Among the entries below, find how many lines carry the word "explained" and state only that figure.

━━━━━ STORED DATA ━━━━━

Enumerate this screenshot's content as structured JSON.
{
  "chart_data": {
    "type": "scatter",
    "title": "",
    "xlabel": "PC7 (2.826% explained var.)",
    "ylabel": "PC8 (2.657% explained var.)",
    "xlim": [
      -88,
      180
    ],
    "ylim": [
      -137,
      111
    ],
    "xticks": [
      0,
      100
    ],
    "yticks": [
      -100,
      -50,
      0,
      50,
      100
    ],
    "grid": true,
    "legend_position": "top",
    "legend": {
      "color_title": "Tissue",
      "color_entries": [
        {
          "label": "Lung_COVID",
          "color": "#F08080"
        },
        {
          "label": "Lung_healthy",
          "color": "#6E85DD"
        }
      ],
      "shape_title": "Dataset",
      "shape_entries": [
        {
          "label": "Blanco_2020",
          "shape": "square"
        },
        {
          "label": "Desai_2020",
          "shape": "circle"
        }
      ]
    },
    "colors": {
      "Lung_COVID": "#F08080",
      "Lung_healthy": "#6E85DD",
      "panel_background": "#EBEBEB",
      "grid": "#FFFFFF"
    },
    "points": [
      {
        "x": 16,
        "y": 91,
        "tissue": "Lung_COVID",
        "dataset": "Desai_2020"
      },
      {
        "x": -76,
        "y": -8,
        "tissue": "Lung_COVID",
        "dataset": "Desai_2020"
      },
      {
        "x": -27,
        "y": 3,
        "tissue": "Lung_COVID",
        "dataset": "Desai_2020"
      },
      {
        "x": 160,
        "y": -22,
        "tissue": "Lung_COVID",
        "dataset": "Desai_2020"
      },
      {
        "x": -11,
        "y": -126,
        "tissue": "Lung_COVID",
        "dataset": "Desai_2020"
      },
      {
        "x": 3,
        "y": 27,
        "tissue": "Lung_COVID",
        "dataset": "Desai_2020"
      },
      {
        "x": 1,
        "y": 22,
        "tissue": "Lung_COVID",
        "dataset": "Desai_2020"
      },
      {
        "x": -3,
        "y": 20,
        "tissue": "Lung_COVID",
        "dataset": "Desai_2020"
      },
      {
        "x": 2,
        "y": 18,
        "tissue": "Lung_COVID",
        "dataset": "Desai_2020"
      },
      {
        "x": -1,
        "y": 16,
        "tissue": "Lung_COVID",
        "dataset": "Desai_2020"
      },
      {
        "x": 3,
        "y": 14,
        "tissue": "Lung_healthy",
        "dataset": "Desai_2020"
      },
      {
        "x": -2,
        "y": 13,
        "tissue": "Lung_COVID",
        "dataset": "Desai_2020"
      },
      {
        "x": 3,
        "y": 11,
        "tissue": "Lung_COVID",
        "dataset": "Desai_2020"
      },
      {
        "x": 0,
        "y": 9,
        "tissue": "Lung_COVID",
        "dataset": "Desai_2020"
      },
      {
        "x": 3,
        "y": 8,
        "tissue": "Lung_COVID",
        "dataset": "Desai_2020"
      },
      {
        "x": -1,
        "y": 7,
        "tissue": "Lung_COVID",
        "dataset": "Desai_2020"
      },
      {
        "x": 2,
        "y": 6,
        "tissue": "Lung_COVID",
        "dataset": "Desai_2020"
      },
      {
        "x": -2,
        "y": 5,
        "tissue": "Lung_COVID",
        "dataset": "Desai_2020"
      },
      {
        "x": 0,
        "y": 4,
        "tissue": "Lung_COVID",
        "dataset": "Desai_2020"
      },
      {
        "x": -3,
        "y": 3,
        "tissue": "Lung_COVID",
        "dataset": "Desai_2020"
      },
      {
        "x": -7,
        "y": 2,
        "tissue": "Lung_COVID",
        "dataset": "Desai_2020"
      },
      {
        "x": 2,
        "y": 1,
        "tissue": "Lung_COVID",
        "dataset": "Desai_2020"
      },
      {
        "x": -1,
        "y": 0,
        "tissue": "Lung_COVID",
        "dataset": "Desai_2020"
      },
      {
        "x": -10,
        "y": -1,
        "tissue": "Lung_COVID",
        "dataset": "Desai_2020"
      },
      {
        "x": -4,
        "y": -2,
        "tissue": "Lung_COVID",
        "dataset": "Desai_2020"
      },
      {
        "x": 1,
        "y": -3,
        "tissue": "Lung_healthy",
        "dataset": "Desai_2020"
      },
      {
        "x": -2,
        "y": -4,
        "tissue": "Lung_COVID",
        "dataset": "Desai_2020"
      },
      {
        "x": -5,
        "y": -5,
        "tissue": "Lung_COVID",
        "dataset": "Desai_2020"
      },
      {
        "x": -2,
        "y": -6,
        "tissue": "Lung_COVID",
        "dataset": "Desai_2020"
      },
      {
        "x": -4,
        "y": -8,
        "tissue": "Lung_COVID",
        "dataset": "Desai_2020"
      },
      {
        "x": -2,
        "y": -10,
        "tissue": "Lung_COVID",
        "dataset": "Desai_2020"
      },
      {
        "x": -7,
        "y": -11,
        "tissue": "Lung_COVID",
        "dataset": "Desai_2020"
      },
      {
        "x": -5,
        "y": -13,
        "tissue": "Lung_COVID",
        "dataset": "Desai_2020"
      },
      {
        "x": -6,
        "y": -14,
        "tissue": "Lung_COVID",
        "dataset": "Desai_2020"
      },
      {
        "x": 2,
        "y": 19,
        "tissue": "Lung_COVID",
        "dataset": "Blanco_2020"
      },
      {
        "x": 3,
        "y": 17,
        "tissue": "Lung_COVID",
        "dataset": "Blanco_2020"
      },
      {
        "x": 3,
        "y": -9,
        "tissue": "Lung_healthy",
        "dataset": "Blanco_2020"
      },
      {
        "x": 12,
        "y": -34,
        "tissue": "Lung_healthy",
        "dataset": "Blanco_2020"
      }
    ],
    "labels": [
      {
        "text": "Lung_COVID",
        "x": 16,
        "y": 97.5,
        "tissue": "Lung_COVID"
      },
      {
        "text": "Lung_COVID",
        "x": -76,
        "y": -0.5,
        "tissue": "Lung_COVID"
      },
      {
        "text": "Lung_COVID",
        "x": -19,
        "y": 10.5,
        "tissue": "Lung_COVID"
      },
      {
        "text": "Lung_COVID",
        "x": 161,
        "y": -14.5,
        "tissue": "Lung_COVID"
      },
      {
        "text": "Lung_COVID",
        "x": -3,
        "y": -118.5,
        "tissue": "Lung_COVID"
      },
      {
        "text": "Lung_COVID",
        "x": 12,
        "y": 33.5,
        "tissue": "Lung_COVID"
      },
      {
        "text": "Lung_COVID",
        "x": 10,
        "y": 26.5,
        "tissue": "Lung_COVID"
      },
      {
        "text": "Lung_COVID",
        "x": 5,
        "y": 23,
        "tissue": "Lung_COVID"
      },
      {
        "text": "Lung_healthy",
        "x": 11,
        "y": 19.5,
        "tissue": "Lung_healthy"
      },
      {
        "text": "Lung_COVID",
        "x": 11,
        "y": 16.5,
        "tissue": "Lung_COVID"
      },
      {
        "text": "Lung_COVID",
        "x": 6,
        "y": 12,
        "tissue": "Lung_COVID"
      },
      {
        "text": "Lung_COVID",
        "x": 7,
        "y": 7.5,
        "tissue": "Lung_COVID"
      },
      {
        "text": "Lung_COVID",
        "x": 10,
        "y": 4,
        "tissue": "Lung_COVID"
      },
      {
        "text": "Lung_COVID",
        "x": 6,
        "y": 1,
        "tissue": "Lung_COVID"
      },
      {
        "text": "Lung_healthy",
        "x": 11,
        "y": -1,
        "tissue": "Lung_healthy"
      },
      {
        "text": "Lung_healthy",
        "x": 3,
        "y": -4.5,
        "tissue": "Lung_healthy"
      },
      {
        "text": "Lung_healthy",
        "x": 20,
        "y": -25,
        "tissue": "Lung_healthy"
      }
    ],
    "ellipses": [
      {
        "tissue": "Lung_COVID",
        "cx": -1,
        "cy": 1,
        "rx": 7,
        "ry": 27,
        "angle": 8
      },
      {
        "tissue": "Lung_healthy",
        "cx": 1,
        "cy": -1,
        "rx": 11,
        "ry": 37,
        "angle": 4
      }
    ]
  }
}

━━━━━

ANSWER TO THE EXERCISE: 2